Challenge => Comb the records below for the string "ylabel" and copy each line where it turns up.

:: Supplied information

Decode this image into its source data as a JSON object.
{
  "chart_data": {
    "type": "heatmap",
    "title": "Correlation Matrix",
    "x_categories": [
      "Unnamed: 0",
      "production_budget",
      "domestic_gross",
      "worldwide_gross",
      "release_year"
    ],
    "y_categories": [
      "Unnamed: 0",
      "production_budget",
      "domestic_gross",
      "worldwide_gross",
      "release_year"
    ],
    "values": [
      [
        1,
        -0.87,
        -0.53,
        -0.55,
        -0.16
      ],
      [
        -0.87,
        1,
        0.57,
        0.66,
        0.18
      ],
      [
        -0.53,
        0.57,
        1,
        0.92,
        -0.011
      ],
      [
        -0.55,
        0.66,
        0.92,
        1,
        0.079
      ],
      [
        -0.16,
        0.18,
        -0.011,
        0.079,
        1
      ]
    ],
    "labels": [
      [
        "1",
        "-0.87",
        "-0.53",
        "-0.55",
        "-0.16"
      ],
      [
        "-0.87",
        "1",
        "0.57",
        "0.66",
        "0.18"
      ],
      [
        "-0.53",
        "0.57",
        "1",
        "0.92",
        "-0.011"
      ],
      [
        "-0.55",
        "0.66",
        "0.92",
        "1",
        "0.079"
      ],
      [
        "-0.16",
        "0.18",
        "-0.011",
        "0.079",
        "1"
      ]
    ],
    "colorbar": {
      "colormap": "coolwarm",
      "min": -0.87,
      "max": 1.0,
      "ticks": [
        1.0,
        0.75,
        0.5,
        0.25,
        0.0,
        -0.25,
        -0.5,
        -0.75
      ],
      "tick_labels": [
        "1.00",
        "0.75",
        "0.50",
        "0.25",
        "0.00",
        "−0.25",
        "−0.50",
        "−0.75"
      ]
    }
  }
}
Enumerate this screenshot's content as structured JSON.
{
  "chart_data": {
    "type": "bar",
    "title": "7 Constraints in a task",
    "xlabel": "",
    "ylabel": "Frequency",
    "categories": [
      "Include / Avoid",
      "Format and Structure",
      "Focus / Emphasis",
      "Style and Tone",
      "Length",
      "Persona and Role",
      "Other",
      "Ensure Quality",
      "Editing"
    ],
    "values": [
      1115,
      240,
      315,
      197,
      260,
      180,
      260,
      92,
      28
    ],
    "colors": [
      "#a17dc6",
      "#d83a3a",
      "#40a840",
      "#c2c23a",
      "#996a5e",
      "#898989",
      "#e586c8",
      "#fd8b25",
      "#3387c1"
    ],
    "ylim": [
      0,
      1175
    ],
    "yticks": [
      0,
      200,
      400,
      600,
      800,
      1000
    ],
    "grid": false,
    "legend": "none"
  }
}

::::
:: Supplied information

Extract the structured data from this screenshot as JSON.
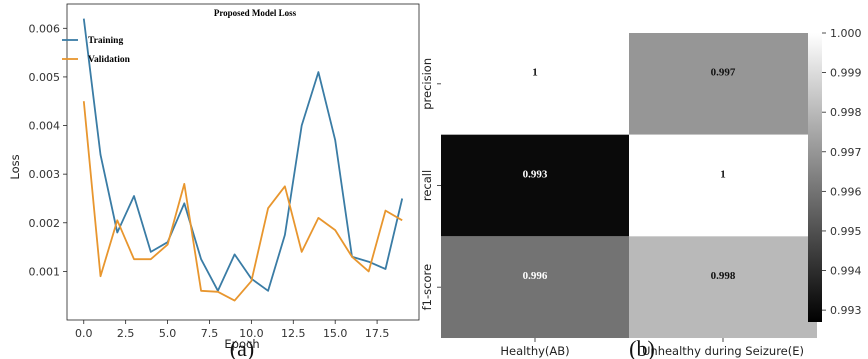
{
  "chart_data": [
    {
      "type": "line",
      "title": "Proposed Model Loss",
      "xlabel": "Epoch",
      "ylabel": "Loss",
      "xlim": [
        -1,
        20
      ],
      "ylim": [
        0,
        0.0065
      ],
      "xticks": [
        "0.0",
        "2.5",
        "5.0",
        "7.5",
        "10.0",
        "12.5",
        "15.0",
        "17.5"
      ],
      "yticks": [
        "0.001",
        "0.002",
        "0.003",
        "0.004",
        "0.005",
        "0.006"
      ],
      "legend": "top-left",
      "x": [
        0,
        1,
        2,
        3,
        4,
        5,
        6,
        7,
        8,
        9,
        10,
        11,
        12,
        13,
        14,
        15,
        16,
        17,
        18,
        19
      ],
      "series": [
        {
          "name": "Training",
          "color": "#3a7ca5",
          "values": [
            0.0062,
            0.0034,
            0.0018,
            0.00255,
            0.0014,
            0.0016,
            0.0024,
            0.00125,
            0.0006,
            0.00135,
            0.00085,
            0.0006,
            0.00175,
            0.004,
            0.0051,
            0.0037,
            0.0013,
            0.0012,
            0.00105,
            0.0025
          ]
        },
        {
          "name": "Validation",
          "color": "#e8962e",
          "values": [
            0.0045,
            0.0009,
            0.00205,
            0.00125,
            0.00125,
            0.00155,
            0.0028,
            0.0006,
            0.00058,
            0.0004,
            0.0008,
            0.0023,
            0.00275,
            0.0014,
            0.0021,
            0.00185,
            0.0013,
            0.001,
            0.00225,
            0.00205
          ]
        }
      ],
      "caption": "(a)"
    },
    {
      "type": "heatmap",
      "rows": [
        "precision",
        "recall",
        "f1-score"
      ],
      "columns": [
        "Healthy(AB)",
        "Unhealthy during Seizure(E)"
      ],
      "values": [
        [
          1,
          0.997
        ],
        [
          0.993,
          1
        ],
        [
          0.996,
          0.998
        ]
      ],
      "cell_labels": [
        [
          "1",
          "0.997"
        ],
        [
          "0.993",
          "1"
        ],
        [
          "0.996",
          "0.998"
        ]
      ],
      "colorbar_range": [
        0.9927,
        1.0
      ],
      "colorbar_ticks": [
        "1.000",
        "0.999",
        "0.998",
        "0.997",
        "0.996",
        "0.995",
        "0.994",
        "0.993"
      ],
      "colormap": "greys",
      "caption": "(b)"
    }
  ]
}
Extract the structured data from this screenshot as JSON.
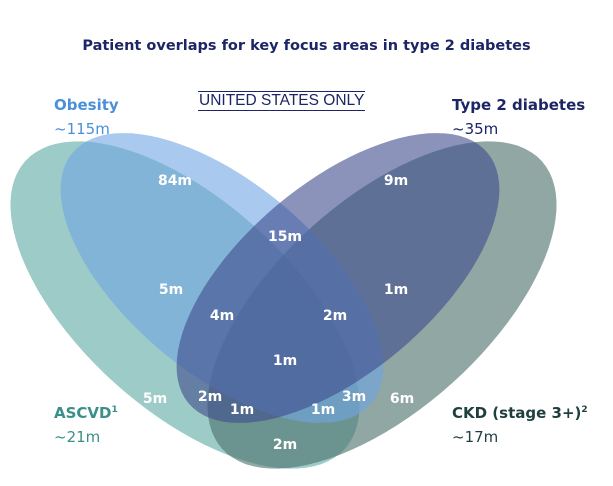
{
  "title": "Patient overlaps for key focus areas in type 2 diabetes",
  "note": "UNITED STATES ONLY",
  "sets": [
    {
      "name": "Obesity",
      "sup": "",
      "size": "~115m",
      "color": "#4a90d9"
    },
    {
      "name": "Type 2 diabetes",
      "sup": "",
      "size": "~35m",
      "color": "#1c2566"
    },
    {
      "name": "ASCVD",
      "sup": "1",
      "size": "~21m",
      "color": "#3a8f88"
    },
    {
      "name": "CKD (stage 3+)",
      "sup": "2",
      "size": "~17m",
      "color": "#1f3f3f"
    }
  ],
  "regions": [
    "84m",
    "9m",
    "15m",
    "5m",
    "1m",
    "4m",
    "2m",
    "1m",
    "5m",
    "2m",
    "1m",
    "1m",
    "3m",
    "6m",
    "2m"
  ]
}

::::
:: Supplied information

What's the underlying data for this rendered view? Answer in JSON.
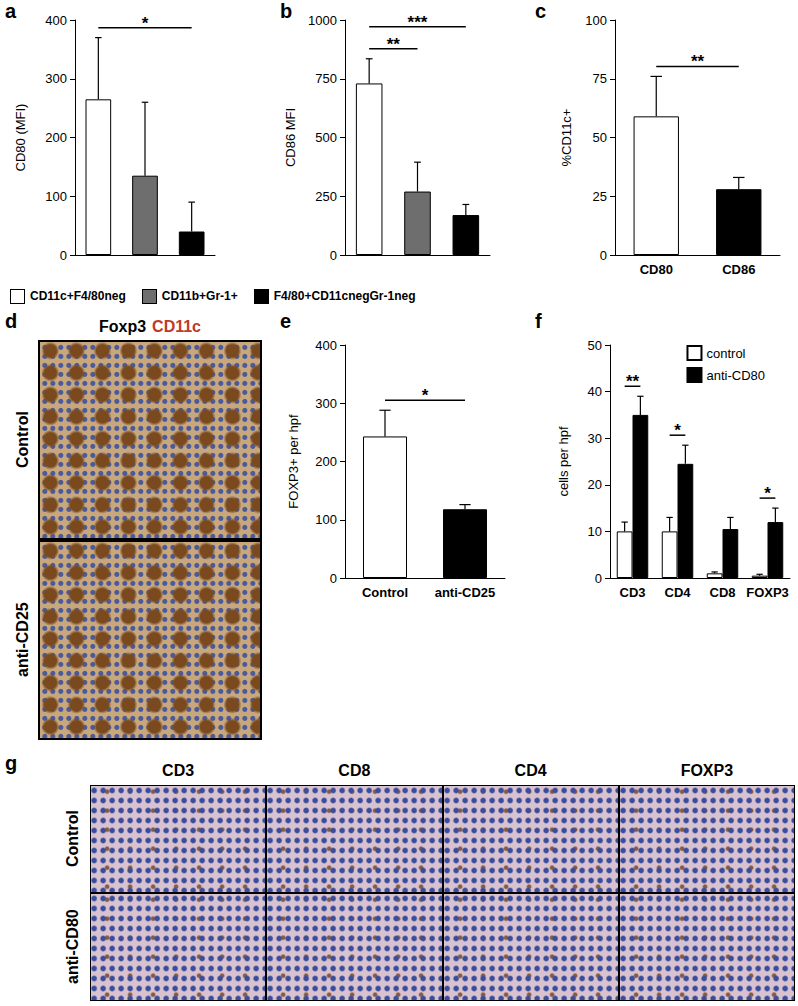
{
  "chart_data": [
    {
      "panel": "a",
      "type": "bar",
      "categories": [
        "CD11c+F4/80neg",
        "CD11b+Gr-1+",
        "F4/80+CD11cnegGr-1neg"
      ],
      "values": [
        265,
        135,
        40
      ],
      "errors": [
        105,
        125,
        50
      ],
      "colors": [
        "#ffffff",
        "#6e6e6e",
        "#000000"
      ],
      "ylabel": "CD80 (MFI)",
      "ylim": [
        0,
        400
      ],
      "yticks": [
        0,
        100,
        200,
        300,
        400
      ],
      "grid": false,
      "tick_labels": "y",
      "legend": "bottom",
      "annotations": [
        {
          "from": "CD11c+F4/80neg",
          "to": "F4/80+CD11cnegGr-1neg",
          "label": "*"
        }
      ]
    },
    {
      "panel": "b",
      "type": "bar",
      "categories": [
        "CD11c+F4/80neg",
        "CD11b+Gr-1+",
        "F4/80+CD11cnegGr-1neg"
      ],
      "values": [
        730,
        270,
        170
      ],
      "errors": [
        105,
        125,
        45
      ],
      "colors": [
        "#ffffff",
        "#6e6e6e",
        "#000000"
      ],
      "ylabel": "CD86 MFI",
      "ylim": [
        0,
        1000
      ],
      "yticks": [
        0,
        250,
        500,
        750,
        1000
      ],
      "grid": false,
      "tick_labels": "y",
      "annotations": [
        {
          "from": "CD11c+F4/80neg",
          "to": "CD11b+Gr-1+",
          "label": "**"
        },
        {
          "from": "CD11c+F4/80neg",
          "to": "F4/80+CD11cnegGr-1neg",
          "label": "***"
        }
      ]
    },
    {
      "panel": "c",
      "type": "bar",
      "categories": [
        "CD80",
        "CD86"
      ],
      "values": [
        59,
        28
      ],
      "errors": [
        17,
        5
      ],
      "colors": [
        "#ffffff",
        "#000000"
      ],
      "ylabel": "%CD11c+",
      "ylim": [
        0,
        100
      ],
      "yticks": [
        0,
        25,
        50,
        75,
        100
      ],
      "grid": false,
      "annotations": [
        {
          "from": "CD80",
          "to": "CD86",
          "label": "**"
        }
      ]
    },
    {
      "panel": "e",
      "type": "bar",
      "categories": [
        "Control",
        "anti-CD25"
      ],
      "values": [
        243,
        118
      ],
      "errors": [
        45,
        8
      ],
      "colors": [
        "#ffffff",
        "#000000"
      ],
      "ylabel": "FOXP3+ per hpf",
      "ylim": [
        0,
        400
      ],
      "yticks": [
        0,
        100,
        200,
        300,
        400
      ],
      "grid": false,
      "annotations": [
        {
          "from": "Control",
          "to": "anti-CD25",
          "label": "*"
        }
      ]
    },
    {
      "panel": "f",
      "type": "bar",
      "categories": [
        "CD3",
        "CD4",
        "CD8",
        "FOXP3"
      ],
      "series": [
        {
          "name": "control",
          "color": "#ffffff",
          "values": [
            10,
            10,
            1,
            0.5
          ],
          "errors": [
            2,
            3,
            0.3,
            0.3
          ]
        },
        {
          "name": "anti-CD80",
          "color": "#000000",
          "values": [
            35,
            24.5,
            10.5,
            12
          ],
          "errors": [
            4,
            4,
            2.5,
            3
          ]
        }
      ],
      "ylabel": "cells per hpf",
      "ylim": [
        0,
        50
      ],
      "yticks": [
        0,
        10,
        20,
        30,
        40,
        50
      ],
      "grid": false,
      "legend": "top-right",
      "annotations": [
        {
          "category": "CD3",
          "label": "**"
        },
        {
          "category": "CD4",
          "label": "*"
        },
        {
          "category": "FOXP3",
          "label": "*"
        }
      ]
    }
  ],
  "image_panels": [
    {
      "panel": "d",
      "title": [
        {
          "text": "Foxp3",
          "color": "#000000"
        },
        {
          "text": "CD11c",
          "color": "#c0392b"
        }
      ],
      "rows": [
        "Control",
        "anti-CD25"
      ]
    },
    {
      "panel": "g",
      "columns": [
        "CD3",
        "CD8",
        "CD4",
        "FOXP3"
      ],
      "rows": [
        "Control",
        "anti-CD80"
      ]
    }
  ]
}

::::

Output for this task =>
    "ylabel": "Frequency",
      "ylabel": "Loss",
      "ylabel": "CD80 (MFI)",
      "ylabel": "CD86 MFI",
      "ylabel": "%CD11c+",
      "ylabel": "FOXP3+ per hpf",
      "ylabel": "cells per hpf",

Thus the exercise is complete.